Task objective:
Restate the entries word for word, omitting nothing.

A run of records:
** start **

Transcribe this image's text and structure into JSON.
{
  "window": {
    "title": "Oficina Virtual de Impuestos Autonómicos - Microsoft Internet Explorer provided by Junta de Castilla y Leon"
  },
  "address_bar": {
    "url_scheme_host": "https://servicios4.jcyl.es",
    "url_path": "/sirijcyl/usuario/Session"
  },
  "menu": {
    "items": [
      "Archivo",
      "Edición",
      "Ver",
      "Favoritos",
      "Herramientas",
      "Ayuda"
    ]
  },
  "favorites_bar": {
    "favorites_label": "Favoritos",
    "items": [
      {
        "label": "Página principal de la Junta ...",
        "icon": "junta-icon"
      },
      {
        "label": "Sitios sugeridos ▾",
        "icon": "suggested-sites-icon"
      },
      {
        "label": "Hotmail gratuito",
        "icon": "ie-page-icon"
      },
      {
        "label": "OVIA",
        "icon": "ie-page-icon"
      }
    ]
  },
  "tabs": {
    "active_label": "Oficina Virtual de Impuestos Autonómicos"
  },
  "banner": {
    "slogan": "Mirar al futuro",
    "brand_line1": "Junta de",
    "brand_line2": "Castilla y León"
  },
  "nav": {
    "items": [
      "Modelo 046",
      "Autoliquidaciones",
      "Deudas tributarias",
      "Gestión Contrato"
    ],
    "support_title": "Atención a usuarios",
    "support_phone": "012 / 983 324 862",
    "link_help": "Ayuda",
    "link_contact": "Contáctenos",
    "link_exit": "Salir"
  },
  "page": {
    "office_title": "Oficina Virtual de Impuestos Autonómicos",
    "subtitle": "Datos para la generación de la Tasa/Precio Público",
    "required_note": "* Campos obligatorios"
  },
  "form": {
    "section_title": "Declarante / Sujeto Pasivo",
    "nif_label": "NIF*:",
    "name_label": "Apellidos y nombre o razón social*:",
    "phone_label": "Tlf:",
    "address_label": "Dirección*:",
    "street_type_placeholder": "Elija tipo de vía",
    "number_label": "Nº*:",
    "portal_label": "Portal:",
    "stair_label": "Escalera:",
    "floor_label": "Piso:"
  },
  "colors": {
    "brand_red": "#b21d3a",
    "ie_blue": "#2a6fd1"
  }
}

** end **

Response:
Transcribe this image's text and structure into JSON.
{
  "window": {
    "title": "Oficina Virtual de Impuestos Autonómicos - Microsoft Internet Explorer provided by Junta de Castilla y Leon"
  },
  "address_bar": {
    "url_scheme_host": "https://servicios4.jcyl.es",
    "url_path": "/sirijcyl/usuario/Session"
  },
  "menu": {
    "items": [
      "Archivo",
      "Edición",
      "Ver",
      "Favoritos",
      "Herramientas",
      "Ayuda"
    ]
  },
  "favorites_bar": {
    "favorites_label": "Favoritos",
    "items": [
      {
        "label": "Página principal de la Junta ...",
        "icon": "junta-icon"
      },
      {
        "label": "Sitios sugeridos ▾",
        "icon": "suggested-sites-icon"
      },
      {
        "label": "Hotmail gratuito",
        "icon": "ie-page-icon"
      },
      {
        "label": "OVIA",
        "icon": "ie-page-icon"
      }
    ]
  },
  "tabs": {
    "active_label": "Oficina Virtual de Impuestos Autonómicos"
  },
  "banner": {
    "slogan": "Mirar al futuro",
    "brand_line1": "Junta de",
    "brand_line2": "Castilla y León"
  },
  "nav": {
    "items": [
      "Modelo 046",
      "Autoliquidaciones",
      "Deudas tributarias",
      "Gestión Contrato"
    ],
    "support_title": "Atención a usuarios",
    "support_phone": "012 / 983 324 862",
    "link_help": "Ayuda",
    "link_contact": "Contáctenos",
    "link_exit": "Salir"
  },
  "page": {
    "office_title": "Oficina Virtual de Impuestos Autonómicos",
    "subtitle": "Datos para la generación de la Tasa/Precio Público",
    "required_note": "* Campos obligatorios"
  },
  "form": {
    "section_title": "Declarante / Sujeto Pasivo",
    "nif_label": "NIF*:",
    "name_label": "Apellidos y nombre o razón social*:",
    "phone_label": "Tlf:",
    "address_label": "Dirección*:",
    "street_type_placeholder": "Elija tipo de vía",
    "number_label": "Nº*:",
    "portal_label": "Portal:",
    "stair_label": "Escalera:",
    "floor_label": "Piso:"
  },
  "colors": {
    "brand_red": "#b21d3a",
    "ie_blue": "#2a6fd1"
  }
}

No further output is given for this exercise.